## DATA SUPPLIED
···

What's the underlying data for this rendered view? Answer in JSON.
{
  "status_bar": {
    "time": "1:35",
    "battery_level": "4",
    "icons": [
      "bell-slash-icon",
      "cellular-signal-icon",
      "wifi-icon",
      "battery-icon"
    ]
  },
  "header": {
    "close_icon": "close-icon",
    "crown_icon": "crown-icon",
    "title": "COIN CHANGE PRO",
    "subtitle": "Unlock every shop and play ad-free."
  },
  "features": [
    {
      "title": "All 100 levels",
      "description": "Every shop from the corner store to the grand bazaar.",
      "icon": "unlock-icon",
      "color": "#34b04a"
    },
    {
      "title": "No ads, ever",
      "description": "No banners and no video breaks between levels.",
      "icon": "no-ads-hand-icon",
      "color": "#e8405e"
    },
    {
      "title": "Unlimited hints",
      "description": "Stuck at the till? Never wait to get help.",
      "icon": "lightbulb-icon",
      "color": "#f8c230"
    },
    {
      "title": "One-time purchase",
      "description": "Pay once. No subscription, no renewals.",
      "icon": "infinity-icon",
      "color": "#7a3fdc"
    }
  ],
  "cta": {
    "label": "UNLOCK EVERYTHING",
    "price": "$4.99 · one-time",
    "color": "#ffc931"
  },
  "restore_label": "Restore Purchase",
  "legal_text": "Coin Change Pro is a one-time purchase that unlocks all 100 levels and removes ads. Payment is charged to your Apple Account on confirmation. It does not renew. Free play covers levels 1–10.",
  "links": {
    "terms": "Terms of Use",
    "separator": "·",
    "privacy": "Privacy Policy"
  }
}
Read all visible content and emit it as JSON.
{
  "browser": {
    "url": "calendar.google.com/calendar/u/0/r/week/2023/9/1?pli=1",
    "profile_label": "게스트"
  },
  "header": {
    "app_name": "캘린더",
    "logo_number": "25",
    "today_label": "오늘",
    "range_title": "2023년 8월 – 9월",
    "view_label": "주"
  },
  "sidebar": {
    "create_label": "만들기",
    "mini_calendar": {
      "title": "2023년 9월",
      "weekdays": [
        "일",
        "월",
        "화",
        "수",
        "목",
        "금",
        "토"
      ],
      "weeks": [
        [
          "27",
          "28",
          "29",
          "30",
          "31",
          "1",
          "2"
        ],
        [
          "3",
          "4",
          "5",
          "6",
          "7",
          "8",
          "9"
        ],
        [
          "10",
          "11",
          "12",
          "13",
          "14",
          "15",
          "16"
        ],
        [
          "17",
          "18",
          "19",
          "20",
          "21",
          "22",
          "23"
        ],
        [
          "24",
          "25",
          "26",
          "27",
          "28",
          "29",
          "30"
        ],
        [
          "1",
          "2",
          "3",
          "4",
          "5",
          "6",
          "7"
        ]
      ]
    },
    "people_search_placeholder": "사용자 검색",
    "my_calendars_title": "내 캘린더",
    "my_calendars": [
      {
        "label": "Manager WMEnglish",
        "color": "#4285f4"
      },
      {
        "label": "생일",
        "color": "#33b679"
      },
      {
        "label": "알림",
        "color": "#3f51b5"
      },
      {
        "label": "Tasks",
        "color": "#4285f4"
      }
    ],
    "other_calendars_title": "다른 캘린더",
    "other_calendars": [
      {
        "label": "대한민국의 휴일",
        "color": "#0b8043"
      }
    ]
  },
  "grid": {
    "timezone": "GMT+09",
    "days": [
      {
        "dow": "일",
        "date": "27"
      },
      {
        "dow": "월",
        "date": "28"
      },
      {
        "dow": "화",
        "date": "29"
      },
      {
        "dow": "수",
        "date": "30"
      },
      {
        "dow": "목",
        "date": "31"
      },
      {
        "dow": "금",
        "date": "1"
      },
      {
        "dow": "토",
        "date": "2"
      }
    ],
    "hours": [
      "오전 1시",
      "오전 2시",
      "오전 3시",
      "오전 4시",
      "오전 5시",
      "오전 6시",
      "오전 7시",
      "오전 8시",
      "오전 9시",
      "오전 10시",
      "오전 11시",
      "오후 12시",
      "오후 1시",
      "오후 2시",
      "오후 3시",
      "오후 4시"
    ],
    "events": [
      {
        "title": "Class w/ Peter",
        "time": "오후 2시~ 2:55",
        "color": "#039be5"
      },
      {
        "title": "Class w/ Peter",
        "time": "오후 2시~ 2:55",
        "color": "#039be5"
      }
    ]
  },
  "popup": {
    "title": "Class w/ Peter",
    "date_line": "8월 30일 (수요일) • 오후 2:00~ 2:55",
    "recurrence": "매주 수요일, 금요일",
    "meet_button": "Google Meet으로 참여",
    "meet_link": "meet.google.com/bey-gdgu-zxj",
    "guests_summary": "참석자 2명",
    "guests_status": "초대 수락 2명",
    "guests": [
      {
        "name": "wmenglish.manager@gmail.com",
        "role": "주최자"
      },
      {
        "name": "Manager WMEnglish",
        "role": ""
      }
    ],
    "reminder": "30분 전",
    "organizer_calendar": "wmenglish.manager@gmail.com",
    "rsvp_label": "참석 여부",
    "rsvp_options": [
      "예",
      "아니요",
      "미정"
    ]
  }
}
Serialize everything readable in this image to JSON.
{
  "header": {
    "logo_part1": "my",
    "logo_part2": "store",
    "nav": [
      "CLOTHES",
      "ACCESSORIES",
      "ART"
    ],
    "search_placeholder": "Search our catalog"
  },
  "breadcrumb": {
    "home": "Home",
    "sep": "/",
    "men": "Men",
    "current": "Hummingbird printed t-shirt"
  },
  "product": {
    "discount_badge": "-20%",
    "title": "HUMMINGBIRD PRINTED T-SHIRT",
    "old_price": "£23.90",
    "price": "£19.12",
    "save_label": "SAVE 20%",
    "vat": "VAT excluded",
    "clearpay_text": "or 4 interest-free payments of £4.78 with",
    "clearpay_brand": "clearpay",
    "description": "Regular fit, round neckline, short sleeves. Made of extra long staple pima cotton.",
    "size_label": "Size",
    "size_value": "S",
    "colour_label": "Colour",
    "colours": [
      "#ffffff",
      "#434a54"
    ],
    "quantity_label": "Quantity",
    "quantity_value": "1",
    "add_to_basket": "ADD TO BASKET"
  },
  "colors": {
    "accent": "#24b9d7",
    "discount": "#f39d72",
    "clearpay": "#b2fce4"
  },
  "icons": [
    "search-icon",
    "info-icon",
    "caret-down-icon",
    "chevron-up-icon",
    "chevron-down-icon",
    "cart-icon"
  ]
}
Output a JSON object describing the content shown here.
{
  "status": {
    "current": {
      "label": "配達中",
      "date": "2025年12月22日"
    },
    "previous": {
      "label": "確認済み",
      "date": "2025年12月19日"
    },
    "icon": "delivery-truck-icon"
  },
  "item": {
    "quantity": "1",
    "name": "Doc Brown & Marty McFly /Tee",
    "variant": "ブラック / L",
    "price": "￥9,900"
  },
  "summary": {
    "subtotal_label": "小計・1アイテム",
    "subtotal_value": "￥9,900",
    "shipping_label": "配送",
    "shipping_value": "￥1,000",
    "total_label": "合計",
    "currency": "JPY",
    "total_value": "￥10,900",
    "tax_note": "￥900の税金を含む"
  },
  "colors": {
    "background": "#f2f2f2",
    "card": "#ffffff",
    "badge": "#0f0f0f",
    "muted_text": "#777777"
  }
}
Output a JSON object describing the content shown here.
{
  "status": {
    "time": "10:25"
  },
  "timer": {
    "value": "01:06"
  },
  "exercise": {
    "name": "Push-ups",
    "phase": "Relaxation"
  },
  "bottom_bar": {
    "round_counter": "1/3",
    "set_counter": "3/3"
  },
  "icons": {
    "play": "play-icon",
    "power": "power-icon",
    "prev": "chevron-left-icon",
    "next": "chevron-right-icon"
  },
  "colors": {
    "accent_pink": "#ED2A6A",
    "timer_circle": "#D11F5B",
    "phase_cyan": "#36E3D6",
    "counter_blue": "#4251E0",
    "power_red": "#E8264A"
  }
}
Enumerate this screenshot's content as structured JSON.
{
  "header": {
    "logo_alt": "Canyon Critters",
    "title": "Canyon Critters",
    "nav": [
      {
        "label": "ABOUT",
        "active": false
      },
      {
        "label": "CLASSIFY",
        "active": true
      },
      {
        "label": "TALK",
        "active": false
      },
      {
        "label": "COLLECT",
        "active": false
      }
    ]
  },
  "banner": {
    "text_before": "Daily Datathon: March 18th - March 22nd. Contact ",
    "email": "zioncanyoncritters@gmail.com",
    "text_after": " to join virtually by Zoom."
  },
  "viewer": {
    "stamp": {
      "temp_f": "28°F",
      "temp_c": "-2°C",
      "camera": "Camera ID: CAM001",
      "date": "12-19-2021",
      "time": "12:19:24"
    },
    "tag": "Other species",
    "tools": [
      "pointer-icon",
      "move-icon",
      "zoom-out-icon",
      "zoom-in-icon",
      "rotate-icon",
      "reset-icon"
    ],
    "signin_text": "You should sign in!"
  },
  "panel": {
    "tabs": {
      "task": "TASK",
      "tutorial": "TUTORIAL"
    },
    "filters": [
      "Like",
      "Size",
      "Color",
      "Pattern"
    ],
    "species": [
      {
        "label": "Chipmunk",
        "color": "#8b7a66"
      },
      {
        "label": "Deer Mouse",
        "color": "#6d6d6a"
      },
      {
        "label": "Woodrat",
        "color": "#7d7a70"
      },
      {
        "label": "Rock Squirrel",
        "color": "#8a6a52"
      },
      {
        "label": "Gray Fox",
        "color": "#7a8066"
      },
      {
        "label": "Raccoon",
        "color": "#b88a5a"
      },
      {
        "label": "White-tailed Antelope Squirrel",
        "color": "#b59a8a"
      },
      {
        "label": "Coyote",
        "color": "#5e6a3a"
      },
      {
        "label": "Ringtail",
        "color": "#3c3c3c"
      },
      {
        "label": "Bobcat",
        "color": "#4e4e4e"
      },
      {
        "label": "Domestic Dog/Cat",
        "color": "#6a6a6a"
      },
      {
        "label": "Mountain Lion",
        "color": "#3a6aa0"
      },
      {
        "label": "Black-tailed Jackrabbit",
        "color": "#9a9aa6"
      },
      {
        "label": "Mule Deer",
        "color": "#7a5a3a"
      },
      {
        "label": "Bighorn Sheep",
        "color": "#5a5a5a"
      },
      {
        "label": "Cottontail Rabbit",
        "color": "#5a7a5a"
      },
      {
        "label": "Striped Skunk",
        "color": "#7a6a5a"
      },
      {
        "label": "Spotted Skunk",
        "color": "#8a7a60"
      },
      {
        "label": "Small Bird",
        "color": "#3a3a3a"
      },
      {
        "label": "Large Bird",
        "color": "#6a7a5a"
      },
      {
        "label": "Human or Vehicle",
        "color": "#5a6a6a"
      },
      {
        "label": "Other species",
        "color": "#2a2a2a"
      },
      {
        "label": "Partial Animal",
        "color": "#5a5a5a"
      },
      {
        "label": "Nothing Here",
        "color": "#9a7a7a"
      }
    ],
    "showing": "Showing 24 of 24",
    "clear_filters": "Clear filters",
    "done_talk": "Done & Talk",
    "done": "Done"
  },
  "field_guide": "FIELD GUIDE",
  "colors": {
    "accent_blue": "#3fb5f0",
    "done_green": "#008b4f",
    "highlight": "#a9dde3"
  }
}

···

## WORK INSTRUCTIONS
Examine the entries and report how many of their lines contain the string "play", giving no more than the number.

## WORKED SOLUTION
3